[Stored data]
%%

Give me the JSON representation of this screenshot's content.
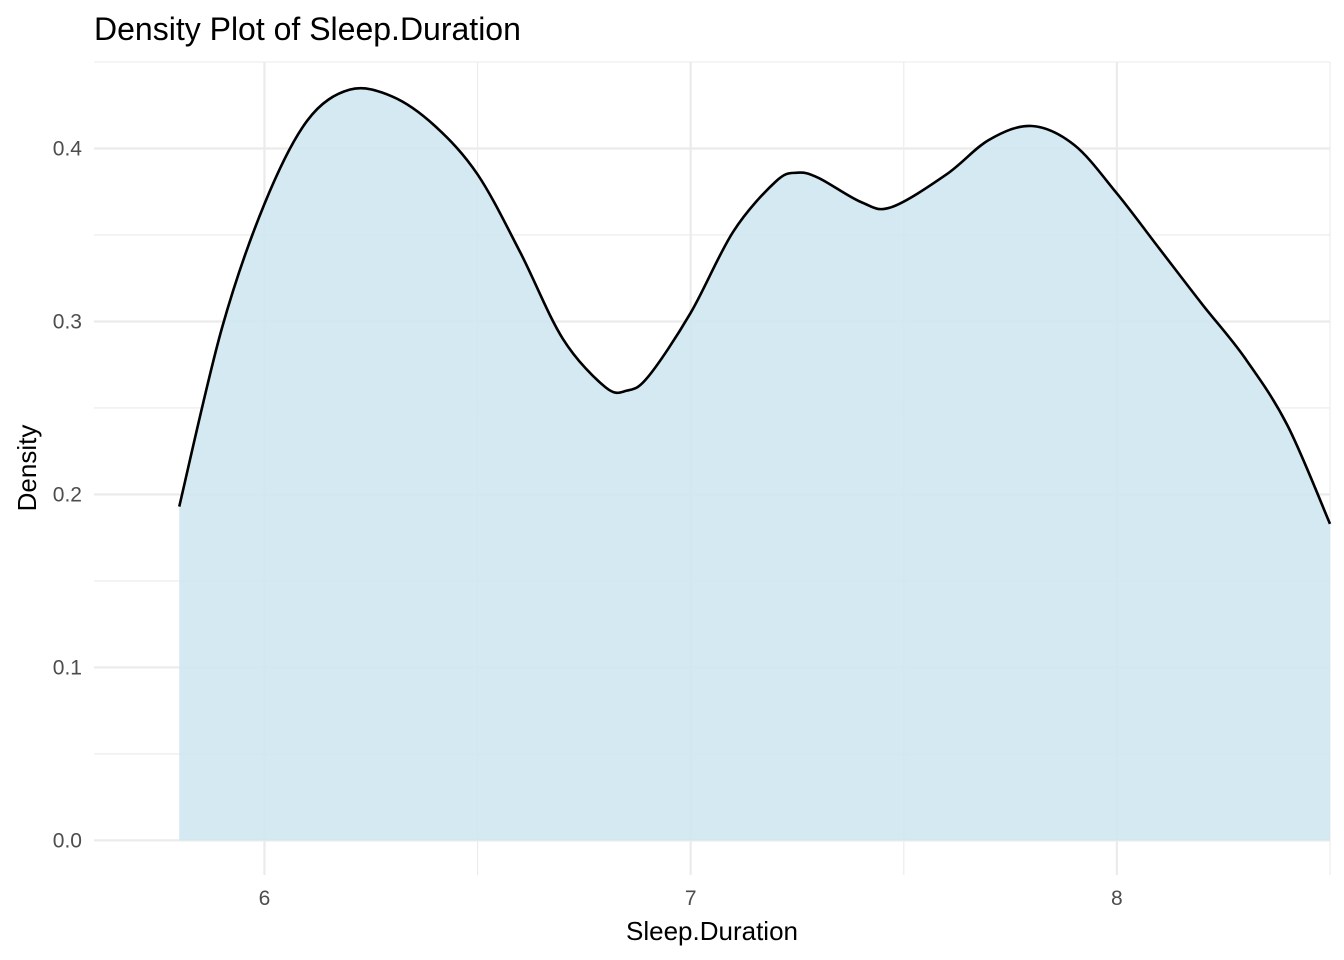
{
  "chart_data": {
    "type": "area",
    "title": "Density Plot of Sleep.Duration",
    "xlabel": "Sleep.Duration",
    "ylabel": "Density",
    "xlim": [
      5.6,
      8.5
    ],
    "ylim": [
      -0.02,
      0.45
    ],
    "x_major_ticks": [
      6,
      7,
      8
    ],
    "x_tick_labels": [
      "6",
      "7",
      "8"
    ],
    "x_minor_ticks": [
      6.5,
      7.5,
      8.5
    ],
    "y_major_ticks": [
      0.0,
      0.1,
      0.2,
      0.3,
      0.4
    ],
    "y_tick_labels": [
      "0.0",
      "0.1",
      "0.2",
      "0.3",
      "0.4"
    ],
    "y_minor_ticks": [
      0.05,
      0.15,
      0.25,
      0.35,
      0.45
    ],
    "grid": true,
    "fill_color": "#cfe7ef",
    "line_color": "#000000",
    "series": [
      {
        "x": [
          5.8,
          5.9,
          6.0,
          6.1,
          6.2,
          6.3,
          6.4,
          6.5,
          6.6,
          6.7,
          6.8,
          6.85,
          6.9,
          7.0,
          7.1,
          7.2,
          7.25,
          7.3,
          7.4,
          7.47,
          7.6,
          7.7,
          7.8,
          7.9,
          8.0,
          8.1,
          8.2,
          8.3,
          8.4,
          8.5
        ],
        "y": [
          0.193,
          0.296,
          0.368,
          0.416,
          0.434,
          0.43,
          0.413,
          0.385,
          0.34,
          0.29,
          0.262,
          0.26,
          0.268,
          0.305,
          0.352,
          0.381,
          0.386,
          0.383,
          0.369,
          0.366,
          0.385,
          0.405,
          0.413,
          0.402,
          0.374,
          0.342,
          0.31,
          0.279,
          0.24,
          0.183
        ]
      }
    ]
  }
}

%%

**Challenge:** Find the string "Sleep" in the listing and return every line that holds it.

**Worked solution:**
    "title": "Density Plot of Sleep.Duration",
    "xlabel": "Sleep.Duration",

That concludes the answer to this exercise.